Check each line of the records below for the word "comme" and copy those where it appears.

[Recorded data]
• • • • •

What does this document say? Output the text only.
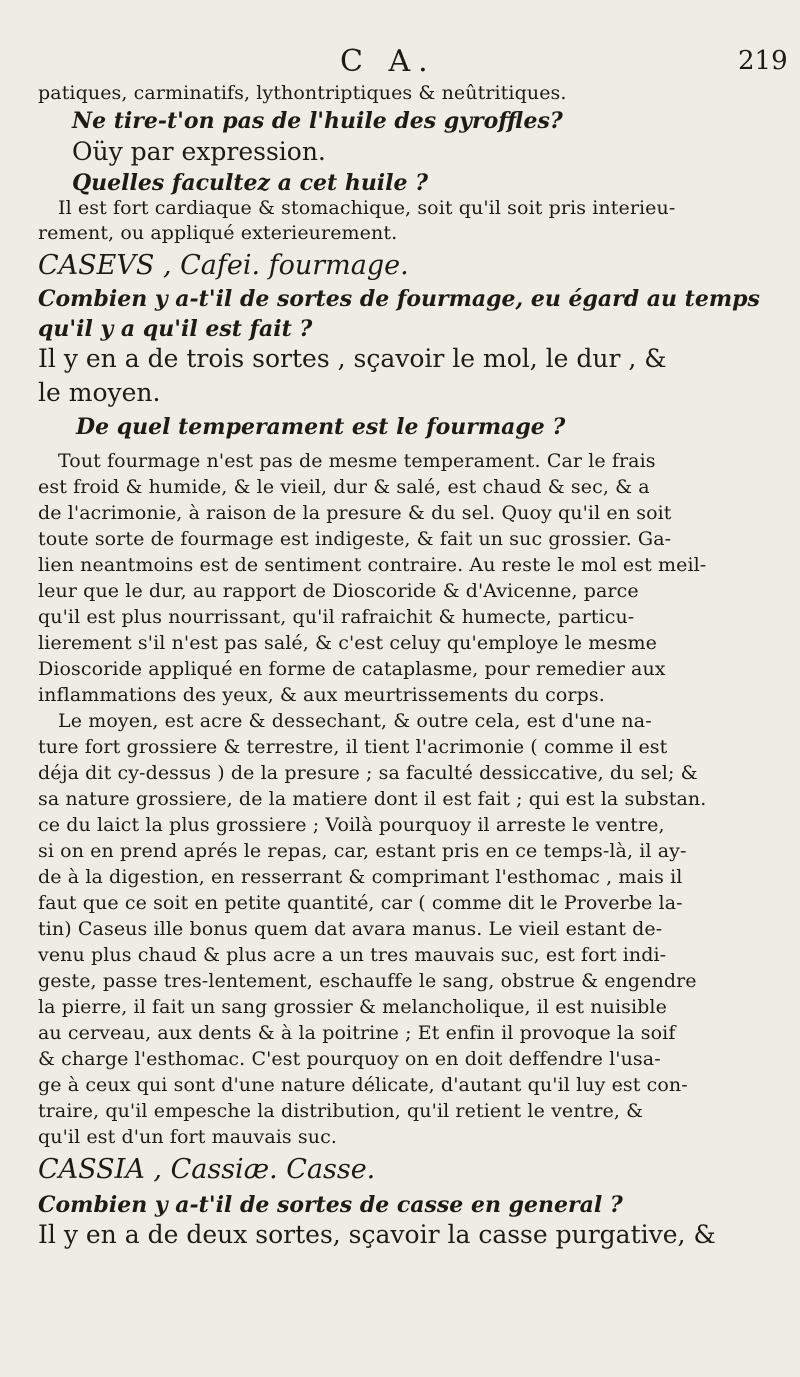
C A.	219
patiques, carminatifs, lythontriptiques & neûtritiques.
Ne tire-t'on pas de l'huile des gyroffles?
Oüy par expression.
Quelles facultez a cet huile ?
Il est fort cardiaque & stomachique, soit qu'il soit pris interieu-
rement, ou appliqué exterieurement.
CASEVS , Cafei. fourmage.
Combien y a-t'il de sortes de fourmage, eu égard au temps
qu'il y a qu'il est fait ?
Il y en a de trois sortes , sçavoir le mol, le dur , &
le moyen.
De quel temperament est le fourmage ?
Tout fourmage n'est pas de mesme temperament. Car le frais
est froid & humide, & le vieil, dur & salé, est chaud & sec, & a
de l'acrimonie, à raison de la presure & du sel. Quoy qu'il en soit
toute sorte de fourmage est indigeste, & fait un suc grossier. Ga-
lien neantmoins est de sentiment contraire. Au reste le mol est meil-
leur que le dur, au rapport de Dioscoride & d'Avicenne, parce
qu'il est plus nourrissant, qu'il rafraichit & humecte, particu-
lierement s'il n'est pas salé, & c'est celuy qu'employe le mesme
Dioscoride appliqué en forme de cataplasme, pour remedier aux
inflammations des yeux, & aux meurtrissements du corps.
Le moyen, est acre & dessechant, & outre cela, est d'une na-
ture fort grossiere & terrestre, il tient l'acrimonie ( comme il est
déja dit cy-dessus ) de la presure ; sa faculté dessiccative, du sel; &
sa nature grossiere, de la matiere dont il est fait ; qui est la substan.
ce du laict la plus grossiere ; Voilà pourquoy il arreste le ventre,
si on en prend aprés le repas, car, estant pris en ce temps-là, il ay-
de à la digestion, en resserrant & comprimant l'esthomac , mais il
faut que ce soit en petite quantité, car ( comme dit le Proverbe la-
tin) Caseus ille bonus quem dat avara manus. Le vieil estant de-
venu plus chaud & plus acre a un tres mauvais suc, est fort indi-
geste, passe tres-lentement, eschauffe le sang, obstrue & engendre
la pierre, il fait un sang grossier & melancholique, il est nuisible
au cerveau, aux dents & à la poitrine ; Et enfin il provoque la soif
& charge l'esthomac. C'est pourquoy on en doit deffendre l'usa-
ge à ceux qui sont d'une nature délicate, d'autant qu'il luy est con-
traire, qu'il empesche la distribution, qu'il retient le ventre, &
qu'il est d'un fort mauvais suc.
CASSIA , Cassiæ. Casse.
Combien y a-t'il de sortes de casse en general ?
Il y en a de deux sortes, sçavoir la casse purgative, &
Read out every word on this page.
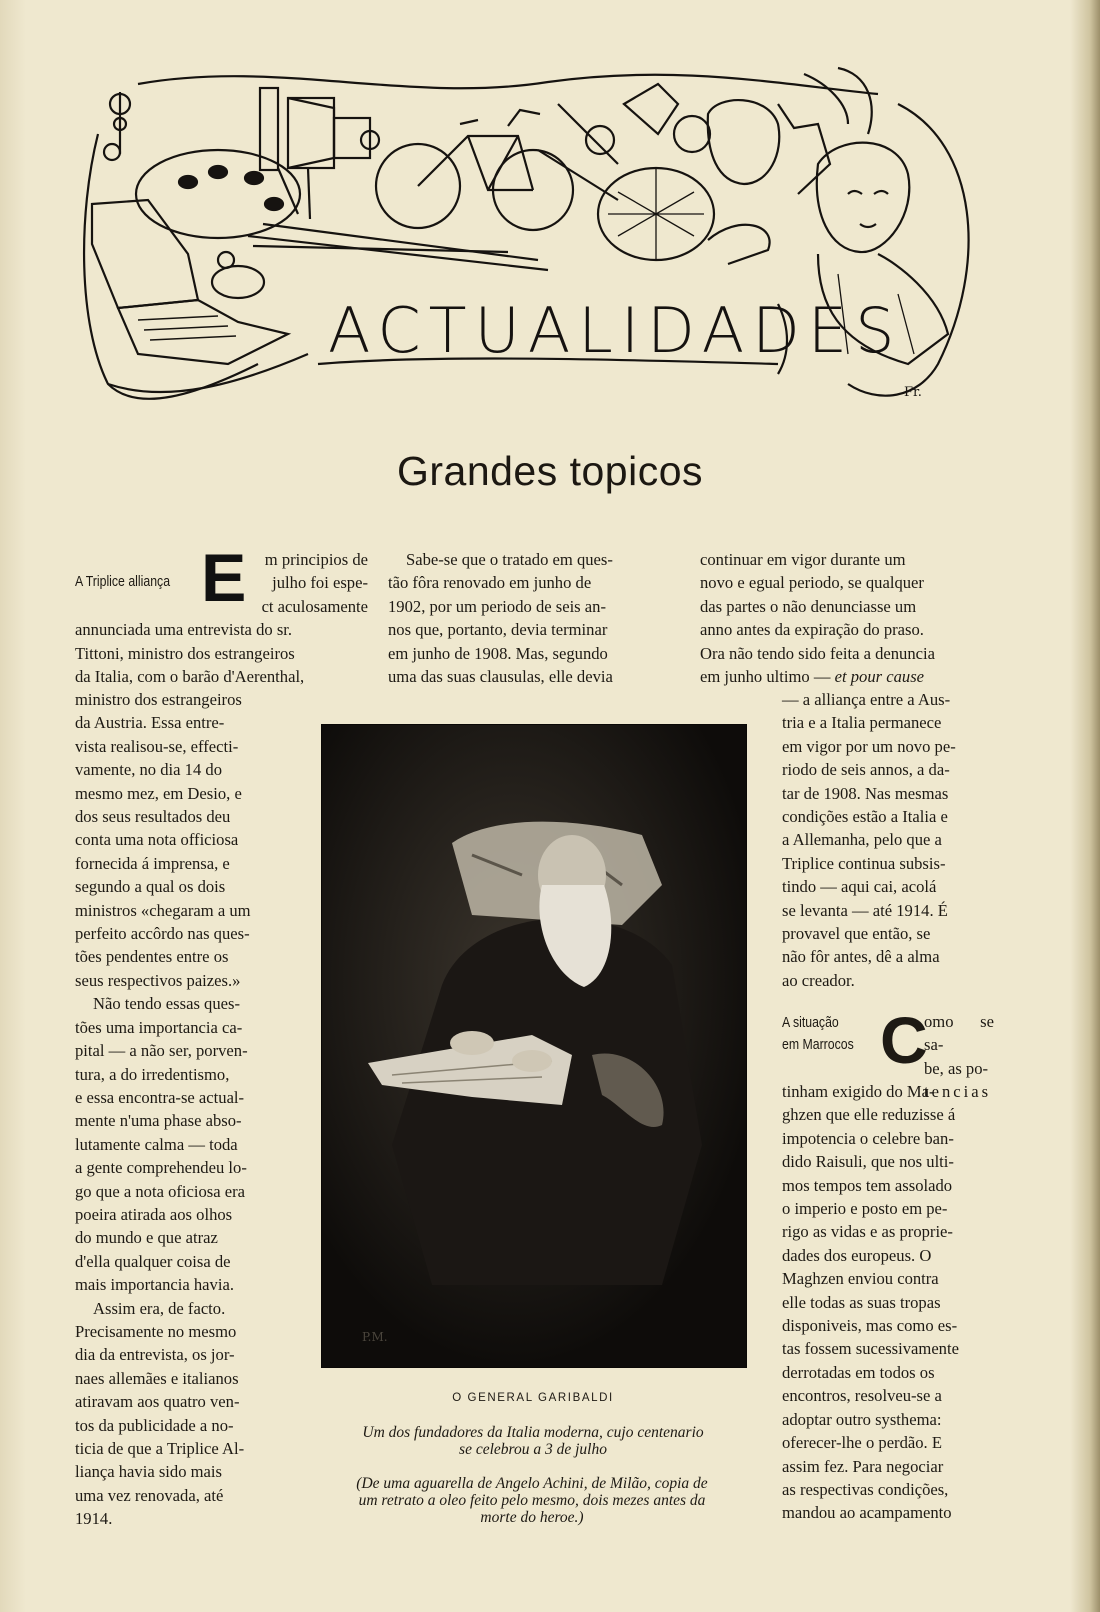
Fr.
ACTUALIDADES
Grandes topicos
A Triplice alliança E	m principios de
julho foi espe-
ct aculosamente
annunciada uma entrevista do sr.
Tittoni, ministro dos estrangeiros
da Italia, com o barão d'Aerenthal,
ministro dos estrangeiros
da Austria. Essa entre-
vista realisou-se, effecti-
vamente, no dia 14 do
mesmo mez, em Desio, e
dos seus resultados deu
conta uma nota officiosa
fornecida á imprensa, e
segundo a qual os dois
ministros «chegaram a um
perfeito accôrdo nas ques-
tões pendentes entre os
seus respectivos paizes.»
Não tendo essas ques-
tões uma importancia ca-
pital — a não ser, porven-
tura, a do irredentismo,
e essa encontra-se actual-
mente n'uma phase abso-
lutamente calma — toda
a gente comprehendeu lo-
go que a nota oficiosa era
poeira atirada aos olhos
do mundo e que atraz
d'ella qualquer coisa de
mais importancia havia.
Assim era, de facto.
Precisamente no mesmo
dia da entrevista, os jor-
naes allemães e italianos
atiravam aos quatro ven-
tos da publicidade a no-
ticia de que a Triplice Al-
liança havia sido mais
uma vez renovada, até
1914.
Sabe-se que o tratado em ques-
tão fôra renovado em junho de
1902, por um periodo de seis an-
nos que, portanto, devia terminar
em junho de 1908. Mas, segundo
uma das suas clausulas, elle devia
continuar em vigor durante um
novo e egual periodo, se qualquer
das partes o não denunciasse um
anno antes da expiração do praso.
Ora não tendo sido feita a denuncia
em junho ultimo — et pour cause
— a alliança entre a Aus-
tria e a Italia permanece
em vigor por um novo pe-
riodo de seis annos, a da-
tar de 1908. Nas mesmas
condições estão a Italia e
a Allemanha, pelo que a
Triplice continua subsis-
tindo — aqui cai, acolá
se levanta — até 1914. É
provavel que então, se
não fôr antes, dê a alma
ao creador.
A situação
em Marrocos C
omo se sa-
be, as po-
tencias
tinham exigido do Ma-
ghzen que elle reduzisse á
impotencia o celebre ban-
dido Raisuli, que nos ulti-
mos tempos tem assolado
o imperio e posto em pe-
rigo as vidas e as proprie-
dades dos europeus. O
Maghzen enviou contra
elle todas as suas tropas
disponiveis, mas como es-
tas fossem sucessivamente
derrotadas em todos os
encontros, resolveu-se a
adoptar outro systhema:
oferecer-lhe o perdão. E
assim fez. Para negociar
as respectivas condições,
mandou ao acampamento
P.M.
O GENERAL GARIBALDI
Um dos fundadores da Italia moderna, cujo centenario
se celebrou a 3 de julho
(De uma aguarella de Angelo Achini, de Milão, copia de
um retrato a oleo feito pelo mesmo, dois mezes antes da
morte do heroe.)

• • • • •

* Answer to the exercise *
ture fort grossiere & terrestre, il tient l'acrimonie ( comme il est
faut que ce soit en petite quantité, car ( comme dit le Proverbe la-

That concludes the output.